Source data ->
^^^^^^^^
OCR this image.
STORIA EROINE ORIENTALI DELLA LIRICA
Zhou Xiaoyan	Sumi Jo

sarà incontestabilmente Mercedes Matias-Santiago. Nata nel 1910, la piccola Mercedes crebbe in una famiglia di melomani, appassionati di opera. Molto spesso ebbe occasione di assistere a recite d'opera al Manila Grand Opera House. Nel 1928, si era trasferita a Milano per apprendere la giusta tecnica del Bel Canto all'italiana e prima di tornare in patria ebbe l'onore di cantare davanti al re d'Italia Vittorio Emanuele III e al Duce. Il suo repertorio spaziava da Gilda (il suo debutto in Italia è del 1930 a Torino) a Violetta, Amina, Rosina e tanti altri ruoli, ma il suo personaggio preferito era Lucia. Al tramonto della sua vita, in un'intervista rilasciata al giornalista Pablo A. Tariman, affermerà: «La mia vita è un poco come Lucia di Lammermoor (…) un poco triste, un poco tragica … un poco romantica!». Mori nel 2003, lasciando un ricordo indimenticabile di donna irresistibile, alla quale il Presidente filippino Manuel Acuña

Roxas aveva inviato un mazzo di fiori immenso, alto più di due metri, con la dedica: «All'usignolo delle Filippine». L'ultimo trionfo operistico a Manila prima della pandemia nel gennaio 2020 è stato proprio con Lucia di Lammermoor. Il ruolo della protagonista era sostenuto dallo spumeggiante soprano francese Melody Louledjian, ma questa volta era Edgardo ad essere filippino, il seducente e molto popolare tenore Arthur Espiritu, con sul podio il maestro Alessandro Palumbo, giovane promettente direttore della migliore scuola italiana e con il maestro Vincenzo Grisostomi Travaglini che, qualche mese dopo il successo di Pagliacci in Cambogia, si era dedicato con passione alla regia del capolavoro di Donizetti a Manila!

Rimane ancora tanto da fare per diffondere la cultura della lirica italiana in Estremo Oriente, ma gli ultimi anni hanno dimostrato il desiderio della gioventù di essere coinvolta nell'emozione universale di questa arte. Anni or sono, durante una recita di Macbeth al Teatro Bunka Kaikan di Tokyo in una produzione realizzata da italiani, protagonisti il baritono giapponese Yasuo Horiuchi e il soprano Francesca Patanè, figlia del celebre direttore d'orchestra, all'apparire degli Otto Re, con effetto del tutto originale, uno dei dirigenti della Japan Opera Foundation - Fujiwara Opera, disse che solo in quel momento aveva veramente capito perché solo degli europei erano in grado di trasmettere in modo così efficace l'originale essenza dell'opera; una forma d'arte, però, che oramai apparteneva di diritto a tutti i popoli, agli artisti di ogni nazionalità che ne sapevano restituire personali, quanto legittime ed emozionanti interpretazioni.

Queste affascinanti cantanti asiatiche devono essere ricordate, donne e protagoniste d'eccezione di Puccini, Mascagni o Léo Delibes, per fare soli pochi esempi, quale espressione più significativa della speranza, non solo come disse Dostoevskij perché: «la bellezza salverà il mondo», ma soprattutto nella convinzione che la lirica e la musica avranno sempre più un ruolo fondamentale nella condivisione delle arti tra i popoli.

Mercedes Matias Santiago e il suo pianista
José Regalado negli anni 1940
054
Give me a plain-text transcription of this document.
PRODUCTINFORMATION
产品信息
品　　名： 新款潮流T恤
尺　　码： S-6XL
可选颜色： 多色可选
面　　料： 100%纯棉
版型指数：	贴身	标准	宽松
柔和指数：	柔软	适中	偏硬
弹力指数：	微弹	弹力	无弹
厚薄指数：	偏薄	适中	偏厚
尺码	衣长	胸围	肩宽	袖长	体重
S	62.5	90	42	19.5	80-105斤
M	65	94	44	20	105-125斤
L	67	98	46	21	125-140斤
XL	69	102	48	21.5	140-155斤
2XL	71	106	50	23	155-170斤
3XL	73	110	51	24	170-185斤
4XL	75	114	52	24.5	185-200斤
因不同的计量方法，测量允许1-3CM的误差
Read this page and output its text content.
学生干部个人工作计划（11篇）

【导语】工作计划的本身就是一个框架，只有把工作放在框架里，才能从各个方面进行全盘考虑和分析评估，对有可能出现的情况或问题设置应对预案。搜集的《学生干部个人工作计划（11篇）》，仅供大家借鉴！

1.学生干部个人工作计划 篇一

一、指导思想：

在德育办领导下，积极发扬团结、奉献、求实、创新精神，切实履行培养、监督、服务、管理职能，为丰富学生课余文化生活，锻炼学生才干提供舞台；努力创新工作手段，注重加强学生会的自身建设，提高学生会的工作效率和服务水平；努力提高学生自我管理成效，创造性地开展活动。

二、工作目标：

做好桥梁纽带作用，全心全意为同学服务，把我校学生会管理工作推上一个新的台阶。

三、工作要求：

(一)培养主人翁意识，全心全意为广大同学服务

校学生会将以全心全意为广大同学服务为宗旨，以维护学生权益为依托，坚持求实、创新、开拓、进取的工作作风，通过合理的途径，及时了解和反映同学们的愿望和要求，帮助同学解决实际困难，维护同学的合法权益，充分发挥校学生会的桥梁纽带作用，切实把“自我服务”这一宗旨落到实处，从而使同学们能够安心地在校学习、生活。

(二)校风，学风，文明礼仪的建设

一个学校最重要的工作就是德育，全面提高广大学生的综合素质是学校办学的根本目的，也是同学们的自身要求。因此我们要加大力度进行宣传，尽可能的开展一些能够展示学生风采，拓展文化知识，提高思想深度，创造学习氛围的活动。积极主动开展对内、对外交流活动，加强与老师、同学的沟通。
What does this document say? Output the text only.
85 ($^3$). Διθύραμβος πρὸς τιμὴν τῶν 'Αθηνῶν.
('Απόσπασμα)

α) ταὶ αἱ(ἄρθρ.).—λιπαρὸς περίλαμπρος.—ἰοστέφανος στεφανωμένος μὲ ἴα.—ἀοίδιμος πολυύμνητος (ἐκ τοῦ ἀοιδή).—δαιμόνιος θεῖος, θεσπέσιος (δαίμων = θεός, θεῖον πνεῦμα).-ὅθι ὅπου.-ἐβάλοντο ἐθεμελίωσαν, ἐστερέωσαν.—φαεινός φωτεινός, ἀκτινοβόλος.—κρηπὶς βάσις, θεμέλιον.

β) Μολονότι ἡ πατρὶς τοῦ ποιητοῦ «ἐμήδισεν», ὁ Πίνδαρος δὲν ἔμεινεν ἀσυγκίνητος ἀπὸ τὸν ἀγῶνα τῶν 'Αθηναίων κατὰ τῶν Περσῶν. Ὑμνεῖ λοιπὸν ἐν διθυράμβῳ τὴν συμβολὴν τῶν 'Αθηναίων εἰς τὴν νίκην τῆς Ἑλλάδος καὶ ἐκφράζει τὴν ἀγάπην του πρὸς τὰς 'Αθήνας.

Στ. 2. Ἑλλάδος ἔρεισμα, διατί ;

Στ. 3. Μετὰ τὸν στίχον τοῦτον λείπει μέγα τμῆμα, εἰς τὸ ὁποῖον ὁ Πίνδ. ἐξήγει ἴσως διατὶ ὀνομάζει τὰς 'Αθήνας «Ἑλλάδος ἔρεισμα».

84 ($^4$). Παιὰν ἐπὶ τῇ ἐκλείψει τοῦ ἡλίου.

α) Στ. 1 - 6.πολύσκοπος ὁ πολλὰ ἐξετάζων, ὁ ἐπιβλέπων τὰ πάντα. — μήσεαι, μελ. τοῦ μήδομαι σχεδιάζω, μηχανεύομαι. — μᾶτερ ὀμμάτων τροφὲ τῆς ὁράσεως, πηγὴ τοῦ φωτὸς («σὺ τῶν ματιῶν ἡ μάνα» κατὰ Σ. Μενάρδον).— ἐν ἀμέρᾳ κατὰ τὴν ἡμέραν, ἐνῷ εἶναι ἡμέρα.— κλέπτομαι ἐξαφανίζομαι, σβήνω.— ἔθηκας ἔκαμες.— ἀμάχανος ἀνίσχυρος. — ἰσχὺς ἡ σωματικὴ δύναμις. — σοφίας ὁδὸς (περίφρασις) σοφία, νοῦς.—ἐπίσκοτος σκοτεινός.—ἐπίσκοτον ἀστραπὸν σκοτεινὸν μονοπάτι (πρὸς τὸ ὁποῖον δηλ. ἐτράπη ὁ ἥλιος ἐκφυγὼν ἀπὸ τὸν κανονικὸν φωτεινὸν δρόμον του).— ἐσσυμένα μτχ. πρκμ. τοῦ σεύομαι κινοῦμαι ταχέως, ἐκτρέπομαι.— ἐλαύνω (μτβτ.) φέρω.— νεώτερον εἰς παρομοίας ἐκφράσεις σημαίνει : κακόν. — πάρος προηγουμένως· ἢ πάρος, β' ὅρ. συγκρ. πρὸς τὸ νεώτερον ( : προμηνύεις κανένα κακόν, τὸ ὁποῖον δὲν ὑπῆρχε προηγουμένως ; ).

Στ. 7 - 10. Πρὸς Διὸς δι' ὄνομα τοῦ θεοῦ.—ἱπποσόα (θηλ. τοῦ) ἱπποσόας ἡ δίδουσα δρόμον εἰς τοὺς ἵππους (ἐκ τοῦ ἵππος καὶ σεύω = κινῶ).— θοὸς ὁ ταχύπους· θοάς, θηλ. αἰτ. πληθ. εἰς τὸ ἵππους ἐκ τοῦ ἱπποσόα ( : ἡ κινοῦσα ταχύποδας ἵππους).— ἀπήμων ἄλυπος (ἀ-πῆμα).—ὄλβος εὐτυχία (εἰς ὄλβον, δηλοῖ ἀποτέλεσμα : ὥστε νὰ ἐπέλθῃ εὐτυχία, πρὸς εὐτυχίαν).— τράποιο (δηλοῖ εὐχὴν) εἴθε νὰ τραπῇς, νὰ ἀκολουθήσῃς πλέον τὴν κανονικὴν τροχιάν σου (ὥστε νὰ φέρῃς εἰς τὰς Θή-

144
^^^^^^^^
Do this -> Go through the lines above. Select every one that has the string "text".

Complete output ->
Give me a plain-text transcription of this document.
Read this page and output its text content.
What does this document say? Output the text only.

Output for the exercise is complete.